- [A run of records]:

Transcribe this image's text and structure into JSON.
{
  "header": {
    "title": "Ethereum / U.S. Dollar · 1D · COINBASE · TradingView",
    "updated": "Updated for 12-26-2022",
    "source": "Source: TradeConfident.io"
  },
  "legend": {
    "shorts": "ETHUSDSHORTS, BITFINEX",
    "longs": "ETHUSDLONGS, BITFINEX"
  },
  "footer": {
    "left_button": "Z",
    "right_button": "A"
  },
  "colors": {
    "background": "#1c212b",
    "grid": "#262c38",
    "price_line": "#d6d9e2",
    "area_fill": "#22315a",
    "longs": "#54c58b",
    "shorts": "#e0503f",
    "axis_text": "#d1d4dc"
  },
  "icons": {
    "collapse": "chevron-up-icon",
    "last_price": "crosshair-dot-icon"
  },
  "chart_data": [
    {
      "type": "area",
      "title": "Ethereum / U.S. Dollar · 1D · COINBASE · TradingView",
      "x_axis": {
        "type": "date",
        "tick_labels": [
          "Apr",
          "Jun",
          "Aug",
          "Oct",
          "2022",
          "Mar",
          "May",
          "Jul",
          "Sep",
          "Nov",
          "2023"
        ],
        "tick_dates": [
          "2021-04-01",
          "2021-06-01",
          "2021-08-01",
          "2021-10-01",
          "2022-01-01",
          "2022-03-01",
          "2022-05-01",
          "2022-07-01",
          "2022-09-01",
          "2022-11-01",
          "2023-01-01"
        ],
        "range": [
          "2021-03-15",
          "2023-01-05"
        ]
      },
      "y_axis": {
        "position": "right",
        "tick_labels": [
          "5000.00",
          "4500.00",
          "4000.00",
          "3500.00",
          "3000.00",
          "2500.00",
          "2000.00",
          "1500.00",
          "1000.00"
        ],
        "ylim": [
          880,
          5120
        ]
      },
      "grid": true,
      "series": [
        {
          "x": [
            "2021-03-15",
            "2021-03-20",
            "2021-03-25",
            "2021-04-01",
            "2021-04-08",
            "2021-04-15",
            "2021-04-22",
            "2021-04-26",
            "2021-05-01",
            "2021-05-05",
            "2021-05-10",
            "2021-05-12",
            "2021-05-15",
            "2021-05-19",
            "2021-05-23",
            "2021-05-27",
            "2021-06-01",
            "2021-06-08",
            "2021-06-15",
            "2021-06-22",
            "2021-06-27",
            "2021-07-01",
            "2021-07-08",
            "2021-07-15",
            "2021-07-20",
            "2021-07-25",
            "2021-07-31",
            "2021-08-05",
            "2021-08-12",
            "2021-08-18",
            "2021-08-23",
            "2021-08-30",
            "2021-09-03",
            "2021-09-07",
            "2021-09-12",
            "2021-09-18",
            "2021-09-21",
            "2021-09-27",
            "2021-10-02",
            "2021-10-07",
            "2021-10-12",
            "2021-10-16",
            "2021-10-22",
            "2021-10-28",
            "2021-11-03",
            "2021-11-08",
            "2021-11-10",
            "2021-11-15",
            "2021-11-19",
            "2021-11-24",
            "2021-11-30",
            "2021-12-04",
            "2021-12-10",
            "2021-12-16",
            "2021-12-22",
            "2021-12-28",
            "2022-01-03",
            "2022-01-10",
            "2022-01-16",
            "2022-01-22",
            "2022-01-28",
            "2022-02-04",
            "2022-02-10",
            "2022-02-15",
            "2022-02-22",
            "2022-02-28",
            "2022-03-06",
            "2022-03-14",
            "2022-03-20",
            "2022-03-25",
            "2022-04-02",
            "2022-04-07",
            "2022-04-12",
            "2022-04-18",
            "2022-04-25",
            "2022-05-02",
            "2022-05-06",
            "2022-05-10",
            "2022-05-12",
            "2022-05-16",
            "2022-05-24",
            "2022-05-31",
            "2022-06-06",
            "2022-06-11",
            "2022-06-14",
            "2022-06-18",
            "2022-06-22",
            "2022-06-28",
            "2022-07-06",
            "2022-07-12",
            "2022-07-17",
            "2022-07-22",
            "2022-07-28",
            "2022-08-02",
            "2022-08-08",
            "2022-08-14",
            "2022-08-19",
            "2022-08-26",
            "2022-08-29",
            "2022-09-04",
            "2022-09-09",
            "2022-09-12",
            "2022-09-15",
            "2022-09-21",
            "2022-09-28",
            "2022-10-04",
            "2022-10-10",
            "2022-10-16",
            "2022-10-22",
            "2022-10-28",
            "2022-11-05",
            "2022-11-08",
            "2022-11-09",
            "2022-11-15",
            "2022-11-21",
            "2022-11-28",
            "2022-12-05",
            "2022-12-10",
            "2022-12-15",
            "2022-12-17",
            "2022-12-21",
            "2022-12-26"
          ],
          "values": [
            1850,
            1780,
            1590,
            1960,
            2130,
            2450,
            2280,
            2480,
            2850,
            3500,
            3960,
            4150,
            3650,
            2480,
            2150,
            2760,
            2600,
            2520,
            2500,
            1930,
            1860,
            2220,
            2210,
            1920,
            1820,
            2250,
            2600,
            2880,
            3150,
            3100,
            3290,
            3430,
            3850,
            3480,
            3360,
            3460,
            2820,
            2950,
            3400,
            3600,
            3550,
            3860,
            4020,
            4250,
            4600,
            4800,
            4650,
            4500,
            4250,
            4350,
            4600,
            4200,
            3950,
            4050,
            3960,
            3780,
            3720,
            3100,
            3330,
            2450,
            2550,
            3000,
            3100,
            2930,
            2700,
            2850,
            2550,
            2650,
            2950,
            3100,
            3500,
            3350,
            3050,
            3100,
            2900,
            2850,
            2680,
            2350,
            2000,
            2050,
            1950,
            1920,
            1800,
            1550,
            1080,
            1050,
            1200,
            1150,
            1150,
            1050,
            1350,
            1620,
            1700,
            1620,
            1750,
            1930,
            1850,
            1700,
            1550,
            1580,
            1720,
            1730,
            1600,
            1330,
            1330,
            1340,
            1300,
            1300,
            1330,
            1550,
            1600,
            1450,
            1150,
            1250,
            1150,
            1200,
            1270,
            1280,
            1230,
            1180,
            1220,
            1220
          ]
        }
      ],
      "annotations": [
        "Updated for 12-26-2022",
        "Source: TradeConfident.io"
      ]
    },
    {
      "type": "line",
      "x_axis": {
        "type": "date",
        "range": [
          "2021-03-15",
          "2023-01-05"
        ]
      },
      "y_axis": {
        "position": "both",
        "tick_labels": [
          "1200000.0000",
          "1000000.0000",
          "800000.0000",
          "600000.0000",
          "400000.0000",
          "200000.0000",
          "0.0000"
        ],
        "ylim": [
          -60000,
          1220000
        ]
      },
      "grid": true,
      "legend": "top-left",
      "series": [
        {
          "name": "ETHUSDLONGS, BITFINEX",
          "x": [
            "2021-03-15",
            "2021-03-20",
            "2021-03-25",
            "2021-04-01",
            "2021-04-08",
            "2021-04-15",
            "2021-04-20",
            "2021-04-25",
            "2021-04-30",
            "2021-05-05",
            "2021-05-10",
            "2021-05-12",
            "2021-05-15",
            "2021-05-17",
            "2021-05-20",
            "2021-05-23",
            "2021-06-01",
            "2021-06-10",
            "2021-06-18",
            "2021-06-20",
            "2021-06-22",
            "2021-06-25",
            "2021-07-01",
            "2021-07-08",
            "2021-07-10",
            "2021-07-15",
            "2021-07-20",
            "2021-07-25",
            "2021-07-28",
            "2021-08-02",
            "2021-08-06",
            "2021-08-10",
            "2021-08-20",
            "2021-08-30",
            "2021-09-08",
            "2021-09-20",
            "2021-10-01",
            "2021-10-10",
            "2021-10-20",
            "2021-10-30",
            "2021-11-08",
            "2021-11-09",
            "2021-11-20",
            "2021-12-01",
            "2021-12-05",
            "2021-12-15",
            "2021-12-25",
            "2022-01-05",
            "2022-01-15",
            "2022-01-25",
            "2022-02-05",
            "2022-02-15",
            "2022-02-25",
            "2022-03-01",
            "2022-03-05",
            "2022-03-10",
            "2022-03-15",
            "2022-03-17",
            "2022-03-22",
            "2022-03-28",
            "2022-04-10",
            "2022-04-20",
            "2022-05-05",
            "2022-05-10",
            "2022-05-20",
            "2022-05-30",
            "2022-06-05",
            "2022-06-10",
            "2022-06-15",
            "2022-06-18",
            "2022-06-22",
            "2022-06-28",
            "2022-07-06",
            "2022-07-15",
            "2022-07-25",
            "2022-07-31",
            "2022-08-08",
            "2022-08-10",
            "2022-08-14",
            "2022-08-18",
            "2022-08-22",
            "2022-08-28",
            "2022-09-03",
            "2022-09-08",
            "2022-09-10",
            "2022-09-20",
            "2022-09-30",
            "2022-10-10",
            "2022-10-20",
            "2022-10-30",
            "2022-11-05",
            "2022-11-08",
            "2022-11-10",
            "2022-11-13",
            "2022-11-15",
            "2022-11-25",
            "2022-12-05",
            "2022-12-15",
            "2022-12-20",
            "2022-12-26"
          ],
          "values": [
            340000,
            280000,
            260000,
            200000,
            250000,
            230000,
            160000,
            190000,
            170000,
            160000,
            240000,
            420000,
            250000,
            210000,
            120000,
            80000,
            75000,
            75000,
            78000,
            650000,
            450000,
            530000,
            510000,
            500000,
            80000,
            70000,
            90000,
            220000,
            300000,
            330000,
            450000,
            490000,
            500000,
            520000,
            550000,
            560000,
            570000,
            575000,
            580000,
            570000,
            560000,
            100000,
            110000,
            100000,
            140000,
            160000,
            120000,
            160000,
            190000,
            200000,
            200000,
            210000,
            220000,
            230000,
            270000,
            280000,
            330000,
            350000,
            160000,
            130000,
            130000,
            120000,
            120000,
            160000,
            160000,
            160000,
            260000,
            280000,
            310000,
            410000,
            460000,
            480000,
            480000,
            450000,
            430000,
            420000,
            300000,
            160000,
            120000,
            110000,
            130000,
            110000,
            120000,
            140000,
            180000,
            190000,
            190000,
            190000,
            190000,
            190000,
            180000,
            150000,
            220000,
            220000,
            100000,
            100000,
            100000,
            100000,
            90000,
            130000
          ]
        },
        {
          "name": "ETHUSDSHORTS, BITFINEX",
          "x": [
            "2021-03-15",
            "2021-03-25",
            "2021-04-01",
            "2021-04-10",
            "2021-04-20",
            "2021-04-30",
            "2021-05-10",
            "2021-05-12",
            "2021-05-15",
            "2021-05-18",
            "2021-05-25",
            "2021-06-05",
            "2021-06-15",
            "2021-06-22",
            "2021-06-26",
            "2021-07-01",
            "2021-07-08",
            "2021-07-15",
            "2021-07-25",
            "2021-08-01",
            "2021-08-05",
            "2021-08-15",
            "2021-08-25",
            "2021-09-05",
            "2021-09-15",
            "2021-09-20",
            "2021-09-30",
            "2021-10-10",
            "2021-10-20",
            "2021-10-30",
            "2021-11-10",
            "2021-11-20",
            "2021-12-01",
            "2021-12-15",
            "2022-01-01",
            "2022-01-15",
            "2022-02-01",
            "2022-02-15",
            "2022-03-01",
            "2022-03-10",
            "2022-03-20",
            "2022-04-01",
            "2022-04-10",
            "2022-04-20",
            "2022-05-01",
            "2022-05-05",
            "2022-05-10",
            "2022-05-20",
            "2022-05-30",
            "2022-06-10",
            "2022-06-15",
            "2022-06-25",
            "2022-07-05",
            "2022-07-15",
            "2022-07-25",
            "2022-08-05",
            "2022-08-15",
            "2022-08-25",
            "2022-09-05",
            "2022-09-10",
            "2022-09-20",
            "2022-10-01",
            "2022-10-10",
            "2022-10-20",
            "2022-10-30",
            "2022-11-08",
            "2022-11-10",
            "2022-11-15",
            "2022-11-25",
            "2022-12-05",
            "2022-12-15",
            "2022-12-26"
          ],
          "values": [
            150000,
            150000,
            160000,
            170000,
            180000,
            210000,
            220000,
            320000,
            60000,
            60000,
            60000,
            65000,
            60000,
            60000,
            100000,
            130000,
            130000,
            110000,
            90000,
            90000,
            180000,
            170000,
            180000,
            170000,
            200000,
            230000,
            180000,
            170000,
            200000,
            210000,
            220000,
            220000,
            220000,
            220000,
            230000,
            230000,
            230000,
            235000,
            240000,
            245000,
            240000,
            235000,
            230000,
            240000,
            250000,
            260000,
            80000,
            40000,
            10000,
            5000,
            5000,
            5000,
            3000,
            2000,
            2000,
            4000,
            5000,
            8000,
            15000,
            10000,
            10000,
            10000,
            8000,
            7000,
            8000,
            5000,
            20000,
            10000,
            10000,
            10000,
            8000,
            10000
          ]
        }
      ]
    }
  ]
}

- [THE EXERCISE]:
Give the number of lines where the string "Updated" occurs, without any further text.

- [EXPECTED ANSWER]:
2